#### Task to complete
In the copy, include every entry exactly but none of the pictures.

▼

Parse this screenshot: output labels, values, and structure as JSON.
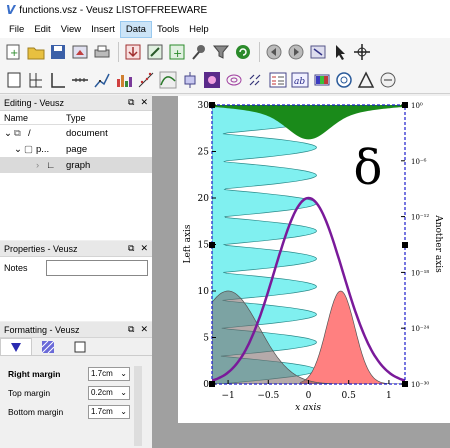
{
  "window": {
    "title": "functions.vsz - Veusz  LISTOFFREEWARE"
  },
  "menu": [
    "File",
    "Edit",
    "View",
    "Insert",
    "Data",
    "Tools",
    "Help"
  ],
  "menu_active": "Data",
  "editing": {
    "title": "Editing - Veusz",
    "col_name": "Name",
    "col_type": "Type",
    "rows": [
      {
        "name": "/",
        "type": "document"
      },
      {
        "name": "p...",
        "type": "page"
      },
      {
        "name": "graph",
        "type": "graph"
      }
    ]
  },
  "properties": {
    "title": "Properties - Veusz",
    "notes_label": "Notes",
    "notes_value": ""
  },
  "formatting": {
    "title": "Formatting - Veusz",
    "rows": [
      {
        "label": "Right margin",
        "value": "1.7cm"
      },
      {
        "label": "Top margin",
        "value": "0.2cm"
      },
      {
        "label": "Bottom margin",
        "value": "1.7cm"
      }
    ]
  },
  "plot": {
    "left_axis_label": "Left axis",
    "right_axis_label": "Another axis",
    "x_axis_label": "x axis",
    "left_ticks": [
      "0",
      "5",
      "10",
      "15",
      "20",
      "25",
      "30"
    ],
    "x_ticks": [
      "−1",
      "−0.5",
      "0",
      "0.5",
      "1"
    ],
    "right_ticks": [
      "10⁰",
      "10⁻⁶",
      "10⁻¹²",
      "10⁻¹⁸",
      "10⁻²⁴",
      "10⁻³⁰"
    ],
    "annotation": "δ",
    "colors": {
      "cyan": "#80f0f0",
      "green": "#1a8a1a",
      "pink": "#ff8080",
      "purple": "#7a1a9a",
      "border": "#1a1acc"
    }
  }
}
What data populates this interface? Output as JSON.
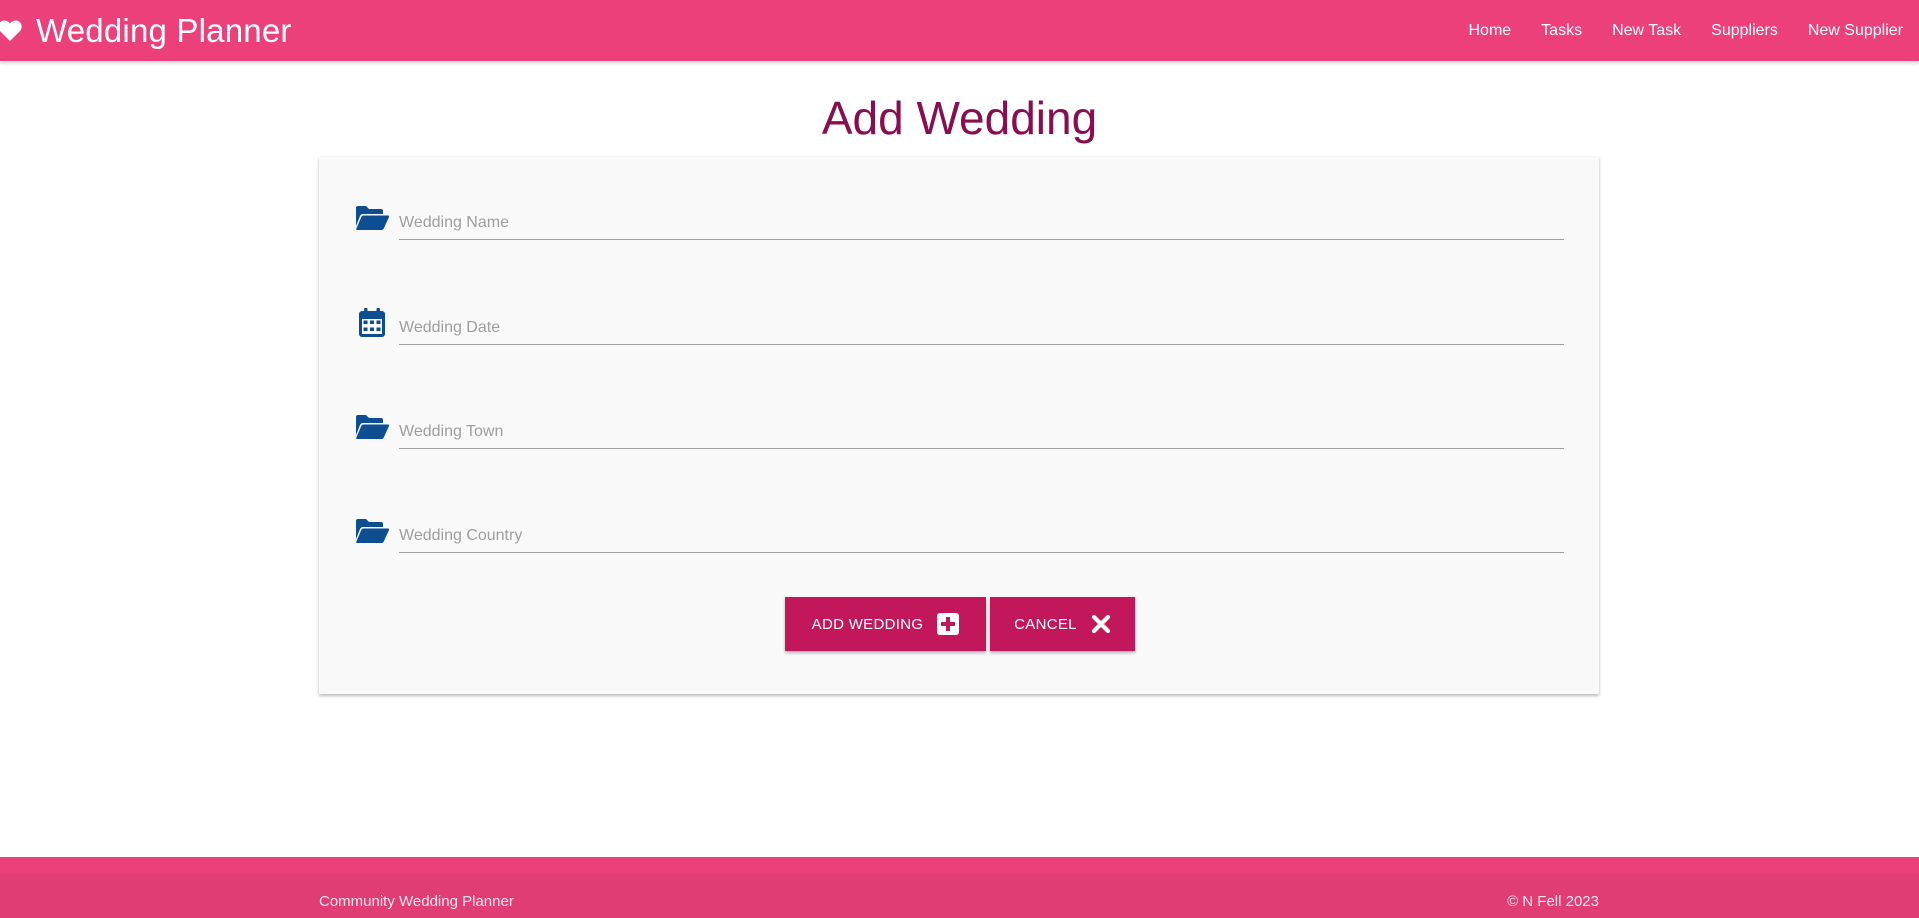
{
  "header": {
    "brand_title": "Wedding Planner",
    "brand_icon": "heart-icon",
    "nav": [
      {
        "label": "Home"
      },
      {
        "label": "Tasks"
      },
      {
        "label": "New Task"
      },
      {
        "label": "Suppliers"
      },
      {
        "label": "New Supplier"
      }
    ]
  },
  "main": {
    "page_title": "Add Wedding",
    "form": {
      "fields": [
        {
          "icon": "folder-open-icon",
          "placeholder": "Wedding Name",
          "value": ""
        },
        {
          "icon": "calendar-icon",
          "placeholder": "Wedding Date",
          "value": ""
        },
        {
          "icon": "folder-open-icon",
          "placeholder": "Wedding Town",
          "value": ""
        },
        {
          "icon": "folder-open-icon",
          "placeholder": "Wedding Country",
          "value": ""
        }
      ],
      "add_button_label": "ADD WEDDING",
      "add_button_icon": "plus-square-icon",
      "cancel_button_label": "CANCEL",
      "cancel_button_icon": "close-icon"
    }
  },
  "footer": {
    "left_text": "Community Wedding Planner",
    "right_text": "© N Fell 2023"
  },
  "colors": {
    "navbar": "#ec407a",
    "title": "#880e4f",
    "button": "#c2185b",
    "icon": "#0d4d92",
    "card": "#f9f9f9"
  }
}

▲

#### Result for this task
Parse this screenshot: output labels, values, and structure as JSON.
{
  "window": {
    "title": "functions.vsz - Veusz  LISTOFFREEWARE"
  },
  "menu": [
    "File",
    "Edit",
    "View",
    "Insert",
    "Data",
    "Tools",
    "Help"
  ],
  "menu_active": "Data",
  "editing": {
    "title": "Editing - Veusz",
    "col_name": "Name",
    "col_type": "Type",
    "rows": [
      {
        "name": "/",
        "type": "document"
      },
      {
        "name": "p...",
        "type": "page"
      },
      {
        "name": "graph",
        "type": "graph"
      }
    ]
  },
  "properties": {
    "title": "Properties - Veusz",
    "notes_label": "Notes",
    "notes_value": ""
  },
  "formatting": {
    "title": "Formatting - Veusz",
    "rows": [
      {
        "label": "Right margin",
        "value": "1.7cm"
      },
      {
        "label": "Top margin",
        "value": "0.2cm"
      },
      {
        "label": "Bottom margin",
        "value": "1.7cm"
      }
    ]
  },
  "plot": {
    "left_axis_label": "Left axis",
    "right_axis_label": "Another axis",
    "x_axis_label": "x axis",
    "left_ticks": [
      "0",
      "5",
      "10",
      "15",
      "20",
      "25",
      "30"
    ],
    "x_ticks": [
      "−1",
      "−0.5",
      "0",
      "0.5",
      "1"
    ],
    "right_ticks": [
      "10⁰",
      "10⁻⁶",
      "10⁻¹²",
      "10⁻¹⁸",
      "10⁻²⁴",
      "10⁻³⁰"
    ],
    "annotation": "δ",
    "colors": {
      "cyan": "#80f0f0",
      "green": "#1a8a1a",
      "pink": "#ff8080",
      "purple": "#7a1a9a",
      "border": "#1a1acc"
    }
  }
}
What data populates this interface? Output as JSON.
{
  "header": {
    "brand_title": "Wedding Planner",
    "brand_icon": "heart-icon",
    "nav": [
      {
        "label": "Home"
      },
      {
        "label": "Tasks"
      },
      {
        "label": "New Task"
      },
      {
        "label": "Suppliers"
      },
      {
        "label": "New Supplier"
      }
    ]
  },
  "main": {
    "page_title": "Add Wedding",
    "form": {
      "fields": [
        {
          "icon": "folder-open-icon",
          "placeholder": "Wedding Name",
          "value": ""
        },
        {
          "icon": "calendar-icon",
          "placeholder": "Wedding Date",
          "value": ""
        },
        {
          "icon": "folder-open-icon",
          "placeholder": "Wedding Town",
          "value": ""
        },
        {
          "icon": "folder-open-icon",
          "placeholder": "Wedding Country",
          "value": ""
        }
      ],
      "add_button_label": "ADD WEDDING",
      "add_button_icon": "plus-square-icon",
      "cancel_button_label": "CANCEL",
      "cancel_button_icon": "close-icon"
    }
  },
  "footer": {
    "left_text": "Community Wedding Planner",
    "right_text": "© N Fell 2023"
  },
  "colors": {
    "navbar": "#ec407a",
    "title": "#880e4f",
    "button": "#c2185b",
    "icon": "#0d4d92",
    "card": "#f9f9f9"
  }
}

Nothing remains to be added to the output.